Records that describe figures
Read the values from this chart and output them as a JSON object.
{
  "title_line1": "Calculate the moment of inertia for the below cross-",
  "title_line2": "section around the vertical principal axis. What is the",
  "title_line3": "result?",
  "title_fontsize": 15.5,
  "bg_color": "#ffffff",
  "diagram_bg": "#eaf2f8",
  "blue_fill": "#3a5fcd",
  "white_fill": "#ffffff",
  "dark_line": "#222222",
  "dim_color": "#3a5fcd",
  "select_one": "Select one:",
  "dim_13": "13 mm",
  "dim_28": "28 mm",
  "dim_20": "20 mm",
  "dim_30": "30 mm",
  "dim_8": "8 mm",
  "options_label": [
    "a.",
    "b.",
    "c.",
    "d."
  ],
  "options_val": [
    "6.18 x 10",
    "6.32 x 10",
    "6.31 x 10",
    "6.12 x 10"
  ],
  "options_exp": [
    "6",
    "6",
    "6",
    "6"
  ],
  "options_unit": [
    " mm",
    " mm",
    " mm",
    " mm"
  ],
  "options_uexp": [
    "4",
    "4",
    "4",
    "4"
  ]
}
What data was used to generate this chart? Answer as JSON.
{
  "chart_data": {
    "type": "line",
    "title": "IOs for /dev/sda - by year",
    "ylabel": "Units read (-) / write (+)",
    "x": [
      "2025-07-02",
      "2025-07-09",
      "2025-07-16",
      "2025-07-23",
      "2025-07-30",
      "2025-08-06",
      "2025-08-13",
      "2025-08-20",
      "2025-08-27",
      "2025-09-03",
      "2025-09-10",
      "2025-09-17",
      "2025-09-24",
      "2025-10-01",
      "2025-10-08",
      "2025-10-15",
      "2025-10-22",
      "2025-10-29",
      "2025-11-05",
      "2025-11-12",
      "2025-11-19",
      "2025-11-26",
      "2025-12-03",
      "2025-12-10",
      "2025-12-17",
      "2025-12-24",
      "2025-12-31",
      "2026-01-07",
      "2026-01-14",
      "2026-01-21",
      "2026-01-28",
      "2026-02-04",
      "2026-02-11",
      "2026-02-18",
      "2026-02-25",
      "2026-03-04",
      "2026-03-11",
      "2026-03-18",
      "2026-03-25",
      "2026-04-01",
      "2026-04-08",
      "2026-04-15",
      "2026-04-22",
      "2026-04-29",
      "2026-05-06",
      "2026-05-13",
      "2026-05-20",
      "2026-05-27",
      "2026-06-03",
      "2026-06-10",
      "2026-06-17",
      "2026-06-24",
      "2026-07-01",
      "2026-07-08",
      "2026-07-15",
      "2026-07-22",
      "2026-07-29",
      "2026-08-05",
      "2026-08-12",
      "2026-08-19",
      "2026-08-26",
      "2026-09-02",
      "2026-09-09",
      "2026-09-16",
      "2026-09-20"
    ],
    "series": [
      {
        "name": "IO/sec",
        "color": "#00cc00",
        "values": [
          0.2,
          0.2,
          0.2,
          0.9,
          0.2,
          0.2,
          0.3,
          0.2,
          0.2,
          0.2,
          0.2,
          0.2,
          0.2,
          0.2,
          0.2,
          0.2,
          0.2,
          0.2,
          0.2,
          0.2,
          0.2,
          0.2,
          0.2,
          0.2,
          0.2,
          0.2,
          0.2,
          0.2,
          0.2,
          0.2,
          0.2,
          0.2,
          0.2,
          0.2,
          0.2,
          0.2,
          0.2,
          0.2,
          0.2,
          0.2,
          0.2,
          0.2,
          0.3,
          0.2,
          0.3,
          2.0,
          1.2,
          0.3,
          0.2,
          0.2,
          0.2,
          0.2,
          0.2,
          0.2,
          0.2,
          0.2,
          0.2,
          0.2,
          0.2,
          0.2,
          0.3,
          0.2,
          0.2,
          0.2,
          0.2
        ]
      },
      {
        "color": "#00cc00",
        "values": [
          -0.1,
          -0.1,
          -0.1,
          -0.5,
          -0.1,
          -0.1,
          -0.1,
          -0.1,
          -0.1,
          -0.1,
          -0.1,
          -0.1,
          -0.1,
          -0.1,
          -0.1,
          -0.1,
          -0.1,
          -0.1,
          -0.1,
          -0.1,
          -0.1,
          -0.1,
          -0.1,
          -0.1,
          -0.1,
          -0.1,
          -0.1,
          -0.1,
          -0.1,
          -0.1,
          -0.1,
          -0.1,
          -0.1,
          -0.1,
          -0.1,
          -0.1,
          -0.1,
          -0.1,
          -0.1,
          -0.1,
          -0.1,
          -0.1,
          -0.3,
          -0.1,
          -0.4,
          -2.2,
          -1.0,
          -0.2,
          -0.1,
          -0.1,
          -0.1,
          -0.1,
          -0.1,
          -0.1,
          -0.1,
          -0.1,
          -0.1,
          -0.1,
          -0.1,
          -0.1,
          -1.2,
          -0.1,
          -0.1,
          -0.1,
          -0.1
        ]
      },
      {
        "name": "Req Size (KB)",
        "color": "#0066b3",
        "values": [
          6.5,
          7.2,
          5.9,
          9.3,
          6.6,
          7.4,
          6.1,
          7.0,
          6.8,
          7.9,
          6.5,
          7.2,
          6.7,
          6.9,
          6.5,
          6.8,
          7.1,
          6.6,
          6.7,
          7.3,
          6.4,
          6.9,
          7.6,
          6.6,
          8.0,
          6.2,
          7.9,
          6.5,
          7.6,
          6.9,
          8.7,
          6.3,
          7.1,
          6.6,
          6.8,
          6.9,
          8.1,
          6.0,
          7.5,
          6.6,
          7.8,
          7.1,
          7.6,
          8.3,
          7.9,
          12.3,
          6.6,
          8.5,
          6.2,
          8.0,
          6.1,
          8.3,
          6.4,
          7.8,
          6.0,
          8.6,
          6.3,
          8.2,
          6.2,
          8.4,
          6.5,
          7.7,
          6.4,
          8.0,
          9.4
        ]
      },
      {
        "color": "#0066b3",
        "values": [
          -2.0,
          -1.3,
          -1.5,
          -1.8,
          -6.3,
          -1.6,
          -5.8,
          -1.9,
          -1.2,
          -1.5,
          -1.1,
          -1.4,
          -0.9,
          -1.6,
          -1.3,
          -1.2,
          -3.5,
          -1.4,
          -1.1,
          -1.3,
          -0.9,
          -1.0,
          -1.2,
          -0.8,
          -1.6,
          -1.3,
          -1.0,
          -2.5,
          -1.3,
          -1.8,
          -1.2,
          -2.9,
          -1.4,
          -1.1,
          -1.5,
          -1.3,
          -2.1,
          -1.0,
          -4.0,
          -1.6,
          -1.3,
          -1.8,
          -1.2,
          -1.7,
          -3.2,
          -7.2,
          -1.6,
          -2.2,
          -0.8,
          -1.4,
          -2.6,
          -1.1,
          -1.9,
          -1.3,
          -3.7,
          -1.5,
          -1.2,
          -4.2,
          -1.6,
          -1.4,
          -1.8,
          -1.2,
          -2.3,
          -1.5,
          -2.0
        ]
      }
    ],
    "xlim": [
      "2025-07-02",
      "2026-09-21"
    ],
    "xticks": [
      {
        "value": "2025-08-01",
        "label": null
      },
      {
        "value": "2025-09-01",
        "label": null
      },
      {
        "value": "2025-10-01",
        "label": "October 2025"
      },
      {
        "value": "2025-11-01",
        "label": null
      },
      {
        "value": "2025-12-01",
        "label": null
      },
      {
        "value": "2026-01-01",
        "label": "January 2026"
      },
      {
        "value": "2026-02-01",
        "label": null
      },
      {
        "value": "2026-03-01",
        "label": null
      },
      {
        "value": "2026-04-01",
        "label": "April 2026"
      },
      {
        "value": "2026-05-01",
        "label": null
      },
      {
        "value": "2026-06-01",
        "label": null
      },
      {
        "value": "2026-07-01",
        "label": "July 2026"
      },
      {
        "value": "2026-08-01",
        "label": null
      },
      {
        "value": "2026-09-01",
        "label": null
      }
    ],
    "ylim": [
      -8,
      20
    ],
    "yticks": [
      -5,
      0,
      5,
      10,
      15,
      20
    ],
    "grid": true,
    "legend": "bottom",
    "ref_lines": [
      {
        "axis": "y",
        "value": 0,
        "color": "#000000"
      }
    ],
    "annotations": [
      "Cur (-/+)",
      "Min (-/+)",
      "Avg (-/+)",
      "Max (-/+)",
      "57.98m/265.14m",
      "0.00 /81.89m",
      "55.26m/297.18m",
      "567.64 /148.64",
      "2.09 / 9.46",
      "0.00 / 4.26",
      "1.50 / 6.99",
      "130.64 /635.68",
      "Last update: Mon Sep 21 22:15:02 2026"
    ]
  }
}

## Given problem
Out of the material above, gather each line where "JSON" appears.

## Completed task
Read the values from this chart and output them as a JSON object.
What data was used to generate this chart? Answer as JSON.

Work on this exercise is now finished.